• Task prompt
Select, from the material below, each line with "that" in it.

---------- Material for this exercise

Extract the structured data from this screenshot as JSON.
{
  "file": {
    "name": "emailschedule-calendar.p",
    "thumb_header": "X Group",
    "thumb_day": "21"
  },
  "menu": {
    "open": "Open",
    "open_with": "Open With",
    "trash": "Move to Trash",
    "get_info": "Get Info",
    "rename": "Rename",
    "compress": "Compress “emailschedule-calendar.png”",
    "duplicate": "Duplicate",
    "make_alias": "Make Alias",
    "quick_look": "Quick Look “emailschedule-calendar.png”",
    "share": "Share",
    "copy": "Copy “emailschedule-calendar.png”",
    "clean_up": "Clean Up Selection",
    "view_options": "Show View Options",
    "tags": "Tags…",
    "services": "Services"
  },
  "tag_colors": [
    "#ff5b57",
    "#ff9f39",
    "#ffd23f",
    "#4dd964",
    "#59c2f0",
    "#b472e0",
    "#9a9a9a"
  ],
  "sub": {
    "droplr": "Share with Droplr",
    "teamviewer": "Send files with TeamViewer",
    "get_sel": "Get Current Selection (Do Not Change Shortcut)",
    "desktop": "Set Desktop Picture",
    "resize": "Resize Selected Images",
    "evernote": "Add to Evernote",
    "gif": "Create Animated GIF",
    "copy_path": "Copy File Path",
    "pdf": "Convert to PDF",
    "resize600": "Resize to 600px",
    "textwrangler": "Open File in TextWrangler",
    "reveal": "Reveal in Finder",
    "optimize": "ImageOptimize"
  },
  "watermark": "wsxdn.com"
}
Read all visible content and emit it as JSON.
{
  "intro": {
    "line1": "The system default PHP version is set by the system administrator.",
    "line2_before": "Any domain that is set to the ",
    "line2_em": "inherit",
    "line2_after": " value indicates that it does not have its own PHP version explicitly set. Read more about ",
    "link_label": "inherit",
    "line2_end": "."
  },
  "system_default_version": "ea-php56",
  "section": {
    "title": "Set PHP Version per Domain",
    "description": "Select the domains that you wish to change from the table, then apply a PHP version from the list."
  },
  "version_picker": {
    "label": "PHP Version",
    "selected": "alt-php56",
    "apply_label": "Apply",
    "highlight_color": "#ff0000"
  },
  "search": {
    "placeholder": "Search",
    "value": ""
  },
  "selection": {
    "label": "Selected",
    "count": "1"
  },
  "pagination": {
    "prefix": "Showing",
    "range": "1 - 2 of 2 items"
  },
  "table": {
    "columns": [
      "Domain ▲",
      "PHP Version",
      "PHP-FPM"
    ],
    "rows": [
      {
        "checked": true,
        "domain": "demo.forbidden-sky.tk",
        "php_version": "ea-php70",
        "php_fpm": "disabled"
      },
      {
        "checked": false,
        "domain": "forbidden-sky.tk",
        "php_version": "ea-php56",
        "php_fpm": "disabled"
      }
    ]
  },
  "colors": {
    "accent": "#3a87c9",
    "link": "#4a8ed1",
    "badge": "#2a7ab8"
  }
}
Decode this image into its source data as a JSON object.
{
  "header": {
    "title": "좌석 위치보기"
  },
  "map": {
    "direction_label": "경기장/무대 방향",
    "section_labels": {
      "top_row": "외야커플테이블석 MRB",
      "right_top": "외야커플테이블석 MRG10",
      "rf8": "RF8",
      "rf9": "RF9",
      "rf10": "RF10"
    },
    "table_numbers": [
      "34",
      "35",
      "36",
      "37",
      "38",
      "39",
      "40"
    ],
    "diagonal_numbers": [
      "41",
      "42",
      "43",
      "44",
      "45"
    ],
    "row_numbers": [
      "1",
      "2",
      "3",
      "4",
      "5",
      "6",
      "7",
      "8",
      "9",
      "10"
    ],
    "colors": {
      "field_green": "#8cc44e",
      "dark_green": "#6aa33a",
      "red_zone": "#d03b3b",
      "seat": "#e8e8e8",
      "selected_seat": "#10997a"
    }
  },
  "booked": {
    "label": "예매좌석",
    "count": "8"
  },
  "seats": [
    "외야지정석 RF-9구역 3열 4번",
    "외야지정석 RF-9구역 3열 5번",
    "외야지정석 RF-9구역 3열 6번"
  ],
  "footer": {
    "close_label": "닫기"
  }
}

--------------------

• Exercise result
    "line2_before": "Any domain that is set to the ",
    "line2_after": " value indicates that it does not have its own PHP version explicitly set. Read more about ",
    "description": "Select the domains that you wish to change from the table, then apply a PHP version from the list."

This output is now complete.